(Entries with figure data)
/---
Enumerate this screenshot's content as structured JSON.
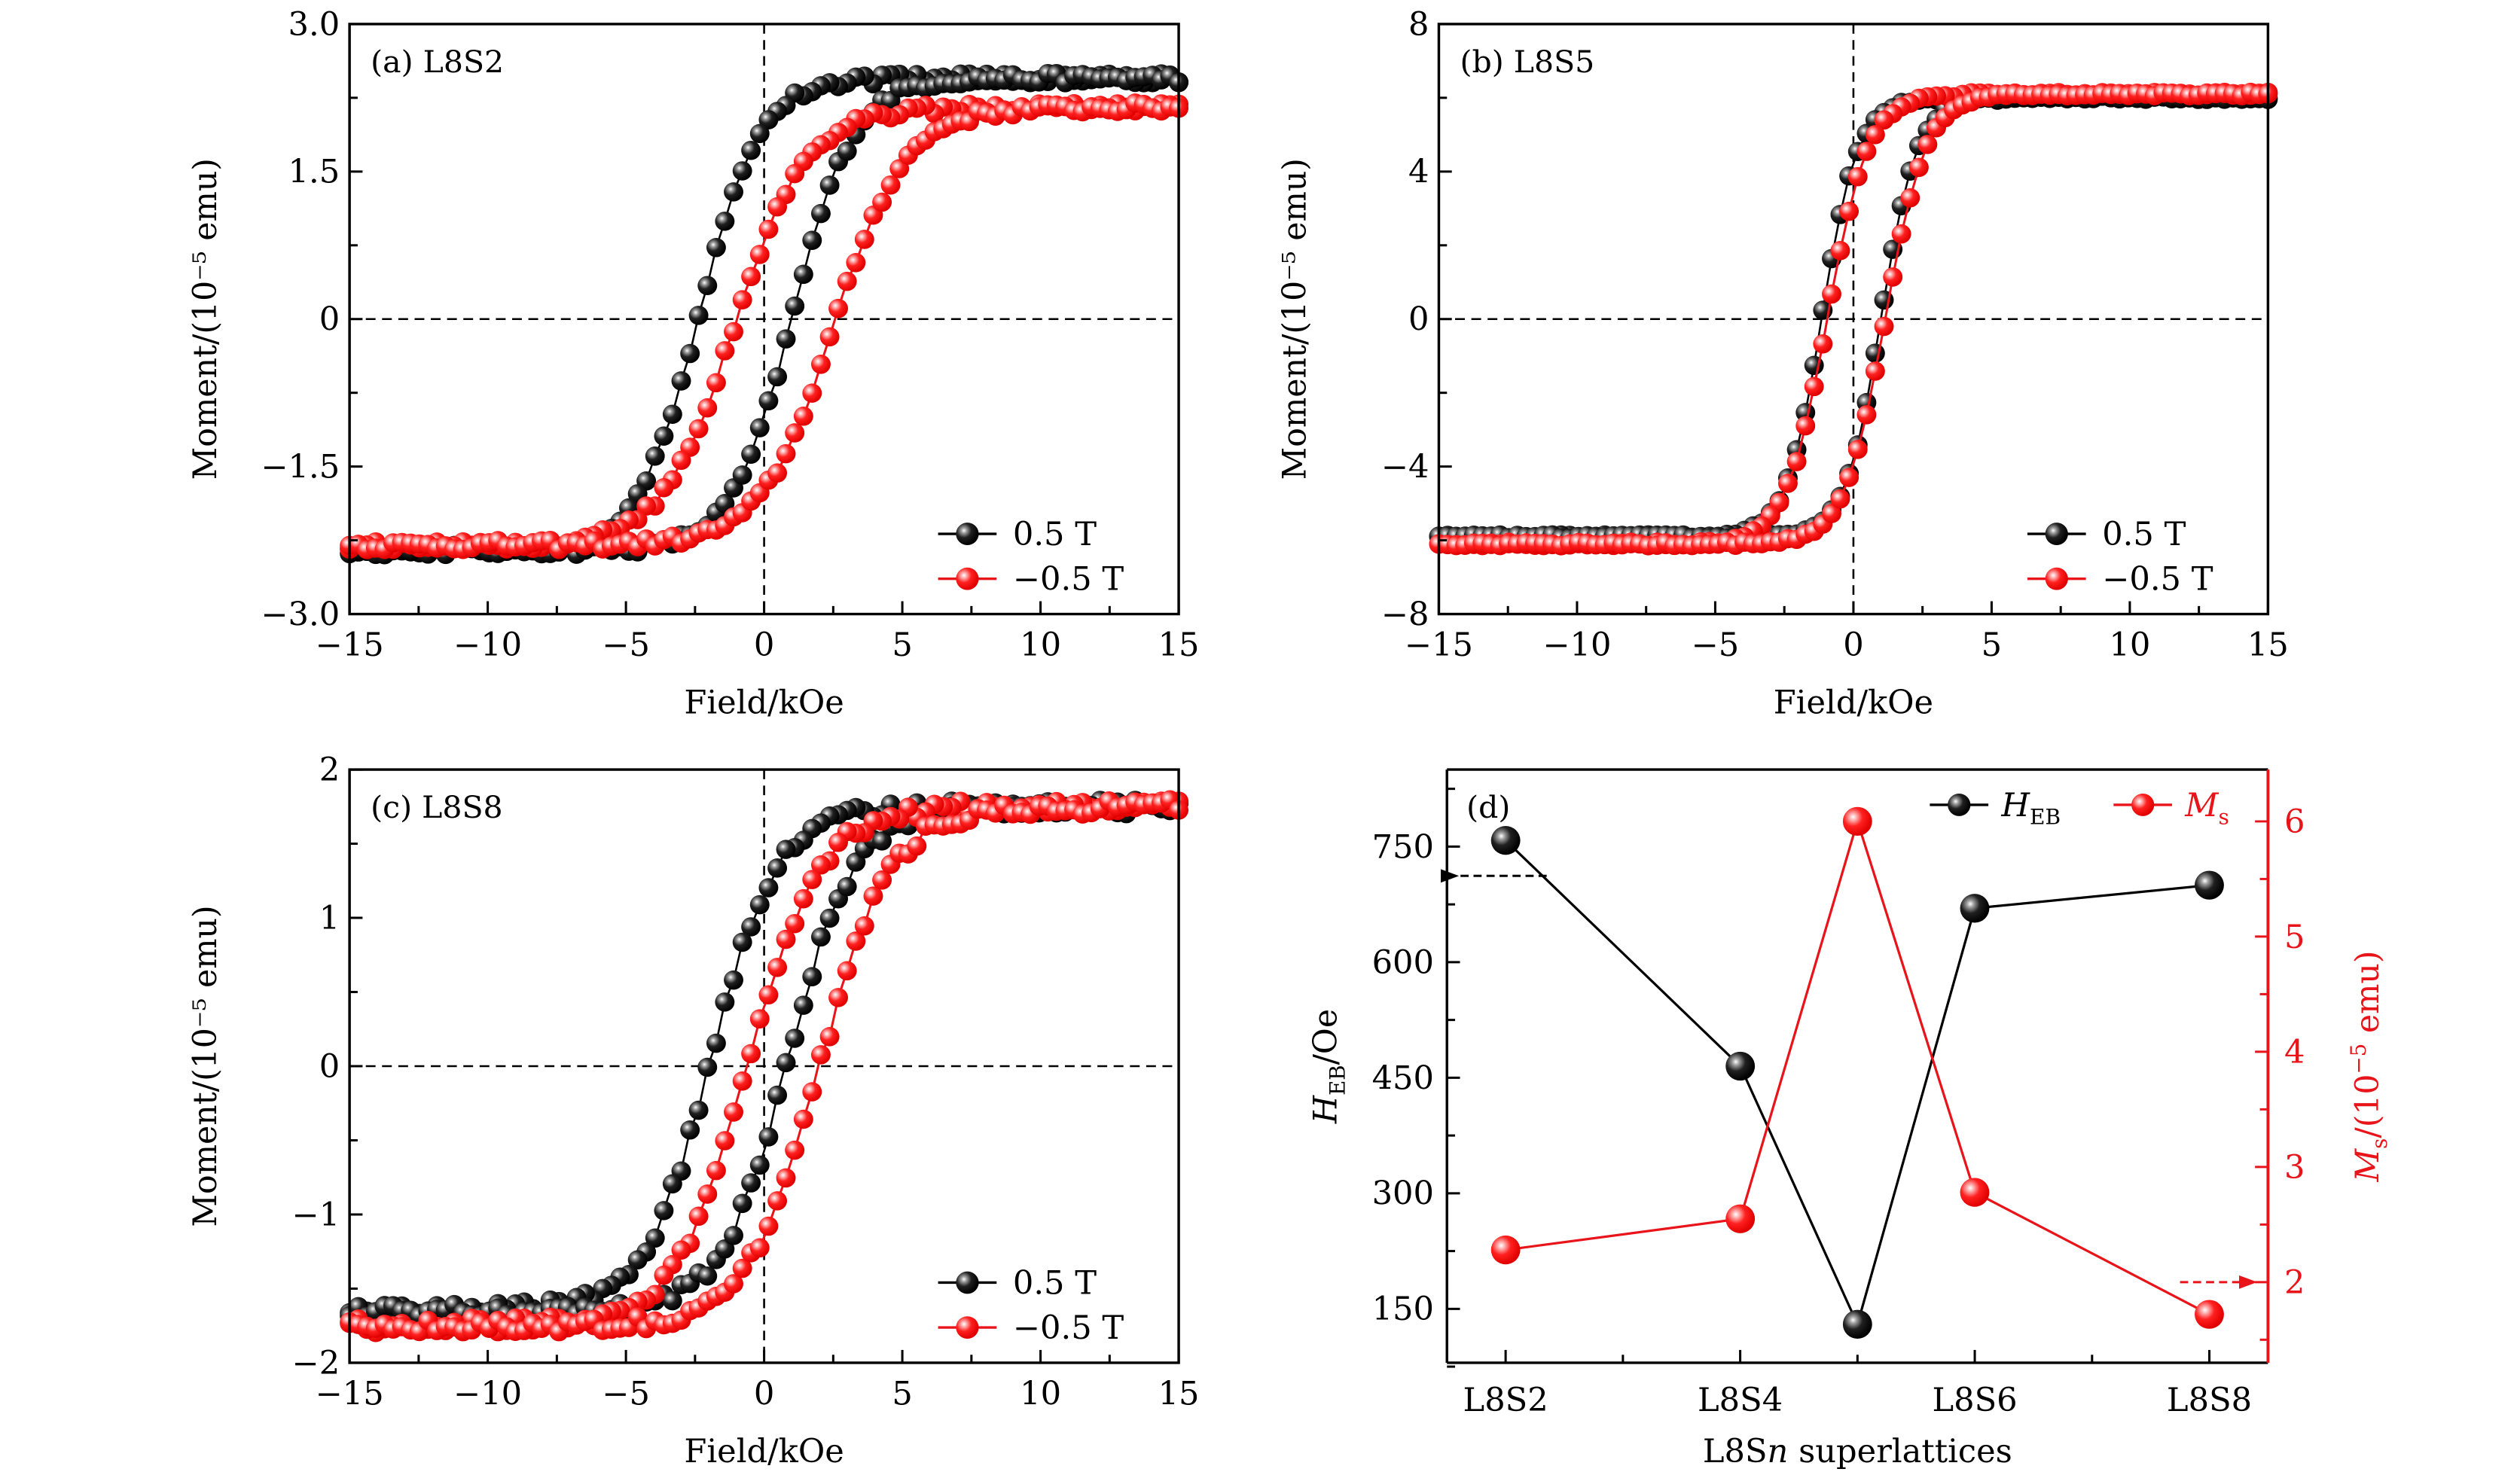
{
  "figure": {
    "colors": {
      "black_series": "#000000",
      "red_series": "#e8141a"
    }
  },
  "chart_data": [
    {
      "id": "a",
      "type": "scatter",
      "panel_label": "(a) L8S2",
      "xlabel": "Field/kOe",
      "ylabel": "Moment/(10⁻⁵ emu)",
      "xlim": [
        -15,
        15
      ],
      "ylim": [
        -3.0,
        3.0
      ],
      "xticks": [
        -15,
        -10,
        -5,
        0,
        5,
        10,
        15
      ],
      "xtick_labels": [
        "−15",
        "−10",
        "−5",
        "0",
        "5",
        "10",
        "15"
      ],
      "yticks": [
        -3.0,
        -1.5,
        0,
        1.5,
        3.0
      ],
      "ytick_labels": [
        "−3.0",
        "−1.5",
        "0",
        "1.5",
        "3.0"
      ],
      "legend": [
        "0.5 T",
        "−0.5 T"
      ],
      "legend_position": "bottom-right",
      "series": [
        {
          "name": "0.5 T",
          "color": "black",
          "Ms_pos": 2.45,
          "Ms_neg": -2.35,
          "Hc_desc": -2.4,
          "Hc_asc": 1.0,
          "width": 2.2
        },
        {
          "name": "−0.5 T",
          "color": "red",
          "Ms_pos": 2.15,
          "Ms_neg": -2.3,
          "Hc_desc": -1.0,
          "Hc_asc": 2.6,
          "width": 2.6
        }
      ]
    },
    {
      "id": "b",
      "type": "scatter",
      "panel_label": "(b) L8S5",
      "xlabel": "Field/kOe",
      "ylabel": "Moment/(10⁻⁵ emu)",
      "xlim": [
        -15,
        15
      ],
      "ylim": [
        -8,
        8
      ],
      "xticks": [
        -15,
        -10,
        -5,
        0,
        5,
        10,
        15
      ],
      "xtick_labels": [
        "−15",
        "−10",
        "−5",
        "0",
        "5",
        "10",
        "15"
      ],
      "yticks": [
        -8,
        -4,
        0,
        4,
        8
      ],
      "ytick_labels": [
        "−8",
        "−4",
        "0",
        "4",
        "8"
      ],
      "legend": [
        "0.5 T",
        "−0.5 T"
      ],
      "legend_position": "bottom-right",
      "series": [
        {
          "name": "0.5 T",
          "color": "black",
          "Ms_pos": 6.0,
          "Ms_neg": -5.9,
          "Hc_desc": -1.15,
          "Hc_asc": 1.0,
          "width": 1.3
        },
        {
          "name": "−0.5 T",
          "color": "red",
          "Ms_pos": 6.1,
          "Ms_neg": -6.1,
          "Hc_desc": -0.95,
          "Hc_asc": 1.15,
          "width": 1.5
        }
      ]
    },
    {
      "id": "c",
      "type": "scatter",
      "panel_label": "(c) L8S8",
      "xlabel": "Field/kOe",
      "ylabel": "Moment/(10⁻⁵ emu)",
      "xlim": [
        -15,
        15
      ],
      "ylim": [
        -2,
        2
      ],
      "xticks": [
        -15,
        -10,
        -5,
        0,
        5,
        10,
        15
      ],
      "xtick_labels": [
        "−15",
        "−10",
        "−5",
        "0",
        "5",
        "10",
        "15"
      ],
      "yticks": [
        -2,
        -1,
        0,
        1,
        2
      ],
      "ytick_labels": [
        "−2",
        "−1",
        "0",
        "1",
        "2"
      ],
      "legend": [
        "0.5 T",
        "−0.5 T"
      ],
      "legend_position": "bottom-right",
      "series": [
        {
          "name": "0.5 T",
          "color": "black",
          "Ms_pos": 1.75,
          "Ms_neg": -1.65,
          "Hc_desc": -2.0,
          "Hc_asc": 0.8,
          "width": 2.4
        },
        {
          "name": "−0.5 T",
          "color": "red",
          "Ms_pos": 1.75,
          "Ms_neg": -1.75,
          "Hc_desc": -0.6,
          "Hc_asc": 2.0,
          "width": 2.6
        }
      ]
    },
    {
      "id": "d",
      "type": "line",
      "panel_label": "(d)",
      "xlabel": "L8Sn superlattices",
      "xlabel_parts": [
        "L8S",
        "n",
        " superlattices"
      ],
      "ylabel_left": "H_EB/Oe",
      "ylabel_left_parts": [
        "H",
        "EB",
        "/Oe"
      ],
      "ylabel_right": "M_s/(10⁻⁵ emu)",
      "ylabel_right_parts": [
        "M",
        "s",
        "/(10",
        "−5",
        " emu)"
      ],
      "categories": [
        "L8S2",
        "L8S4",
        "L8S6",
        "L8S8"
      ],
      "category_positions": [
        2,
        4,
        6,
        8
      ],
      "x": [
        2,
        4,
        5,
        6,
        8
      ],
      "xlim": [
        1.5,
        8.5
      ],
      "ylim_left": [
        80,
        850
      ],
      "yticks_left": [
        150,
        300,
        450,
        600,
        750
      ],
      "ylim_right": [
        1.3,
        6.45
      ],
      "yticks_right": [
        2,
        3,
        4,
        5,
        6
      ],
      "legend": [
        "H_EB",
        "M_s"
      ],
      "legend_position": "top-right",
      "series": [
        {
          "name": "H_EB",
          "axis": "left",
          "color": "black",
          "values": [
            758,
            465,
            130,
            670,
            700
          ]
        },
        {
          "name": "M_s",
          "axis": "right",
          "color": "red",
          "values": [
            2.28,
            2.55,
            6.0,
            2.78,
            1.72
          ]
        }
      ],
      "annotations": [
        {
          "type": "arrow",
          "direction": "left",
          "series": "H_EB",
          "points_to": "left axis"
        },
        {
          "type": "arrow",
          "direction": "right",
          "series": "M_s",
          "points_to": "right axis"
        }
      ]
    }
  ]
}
\---
■ **REQUIRED WORK**
Transcribe the full listing character for character. Pictures are excluded.

■ **EXERCISE OUTPUT**
Enumerate this screenshot's content as structured JSON.
{
  "figure": {
    "colors": {
      "black_series": "#000000",
      "red_series": "#e8141a"
    }
  },
  "chart_data": [
    {
      "id": "a",
      "type": "scatter",
      "panel_label": "(a) L8S2",
      "xlabel": "Field/kOe",
      "ylabel": "Moment/(10⁻⁵ emu)",
      "xlim": [
        -15,
        15
      ],
      "ylim": [
        -3.0,
        3.0
      ],
      "xticks": [
        -15,
        -10,
        -5,
        0,
        5,
        10,
        15
      ],
      "xtick_labels": [
        "−15",
        "−10",
        "−5",
        "0",
        "5",
        "10",
        "15"
      ],
      "yticks": [
        -3.0,
        -1.5,
        0,
        1.5,
        3.0
      ],
      "ytick_labels": [
        "−3.0",
        "−1.5",
        "0",
        "1.5",
        "3.0"
      ],
      "legend": [
        "0.5 T",
        "−0.5 T"
      ],
      "legend_position": "bottom-right",
      "series": [
        {
          "name": "0.5 T",
          "color": "black",
          "Ms_pos": 2.45,
          "Ms_neg": -2.35,
          "Hc_desc": -2.4,
          "Hc_asc": 1.0,
          "width": 2.2
        },
        {
          "name": "−0.5 T",
          "color": "red",
          "Ms_pos": 2.15,
          "Ms_neg": -2.3,
          "Hc_desc": -1.0,
          "Hc_asc": 2.6,
          "width": 2.6
        }
      ]
    },
    {
      "id": "b",
      "type": "scatter",
      "panel_label": "(b) L8S5",
      "xlabel": "Field/kOe",
      "ylabel": "Moment/(10⁻⁵ emu)",
      "xlim": [
        -15,
        15
      ],
      "ylim": [
        -8,
        8
      ],
      "xticks": [
        -15,
        -10,
        -5,
        0,
        5,
        10,
        15
      ],
      "xtick_labels": [
        "−15",
        "−10",
        "−5",
        "0",
        "5",
        "10",
        "15"
      ],
      "yticks": [
        -8,
        -4,
        0,
        4,
        8
      ],
      "ytick_labels": [
        "−8",
        "−4",
        "0",
        "4",
        "8"
      ],
      "legend": [
        "0.5 T",
        "−0.5 T"
      ],
      "legend_position": "bottom-right",
      "series": [
        {
          "name": "0.5 T",
          "color": "black",
          "Ms_pos": 6.0,
          "Ms_neg": -5.9,
          "Hc_desc": -1.15,
          "Hc_asc": 1.0,
          "width": 1.3
        },
        {
          "name": "−0.5 T",
          "color": "red",
          "Ms_pos": 6.1,
          "Ms_neg": -6.1,
          "Hc_desc": -0.95,
          "Hc_asc": 1.15,
          "width": 1.5
        }
      ]
    },
    {
      "id": "c",
      "type": "scatter",
      "panel_label": "(c) L8S8",
      "xlabel": "Field/kOe",
      "ylabel": "Moment/(10⁻⁵ emu)",
      "xlim": [
        -15,
        15
      ],
      "ylim": [
        -2,
        2
      ],
      "xticks": [
        -15,
        -10,
        -5,
        0,
        5,
        10,
        15
      ],
      "xtick_labels": [
        "−15",
        "−10",
        "−5",
        "0",
        "5",
        "10",
        "15"
      ],
      "yticks": [
        -2,
        -1,
        0,
        1,
        2
      ],
      "ytick_labels": [
        "−2",
        "−1",
        "0",
        "1",
        "2"
      ],
      "legend": [
        "0.5 T",
        "−0.5 T"
      ],
      "legend_position": "bottom-right",
      "series": [
        {
          "name": "0.5 T",
          "color": "black",
          "Ms_pos": 1.75,
          "Ms_neg": -1.65,
          "Hc_desc": -2.0,
          "Hc_asc": 0.8,
          "width": 2.4
        },
        {
          "name": "−0.5 T",
          "color": "red",
          "Ms_pos": 1.75,
          "Ms_neg": -1.75,
          "Hc_desc": -0.6,
          "Hc_asc": 2.0,
          "width": 2.6
        }
      ]
    },
    {
      "id": "d",
      "type": "line",
      "panel_label": "(d)",
      "xlabel": "L8Sn superlattices",
      "xlabel_parts": [
        "L8S",
        "n",
        " superlattices"
      ],
      "ylabel_left": "H_EB/Oe",
      "ylabel_left_parts": [
        "H",
        "EB",
        "/Oe"
      ],
      "ylabel_right": "M_s/(10⁻⁵ emu)",
      "ylabel_right_parts": [
        "M",
        "s",
        "/(10",
        "−5",
        " emu)"
      ],
      "categories": [
        "L8S2",
        "L8S4",
        "L8S6",
        "L8S8"
      ],
      "category_positions": [
        2,
        4,
        6,
        8
      ],
      "x": [
        2,
        4,
        5,
        6,
        8
      ],
      "xlim": [
        1.5,
        8.5
      ],
      "ylim_left": [
        80,
        850
      ],
      "yticks_left": [
        150,
        300,
        450,
        600,
        750
      ],
      "ylim_right": [
        1.3,
        6.45
      ],
      "yticks_right": [
        2,
        3,
        4,
        5,
        6
      ],
      "legend": [
        "H_EB",
        "M_s"
      ],
      "legend_position": "top-right",
      "series": [
        {
          "name": "H_EB",
          "axis": "left",
          "color": "black",
          "values": [
            758,
            465,
            130,
            670,
            700
          ]
        },
        {
          "name": "M_s",
          "axis": "right",
          "color": "red",
          "values": [
            2.28,
            2.55,
            6.0,
            2.78,
            1.72
          ]
        }
      ],
      "annotations": [
        {
          "type": "arrow",
          "direction": "left",
          "series": "H_EB",
          "points_to": "left axis"
        },
        {
          "type": "arrow",
          "direction": "right",
          "series": "M_s",
          "points_to": "right axis"
        }
      ]
    }
  ]
}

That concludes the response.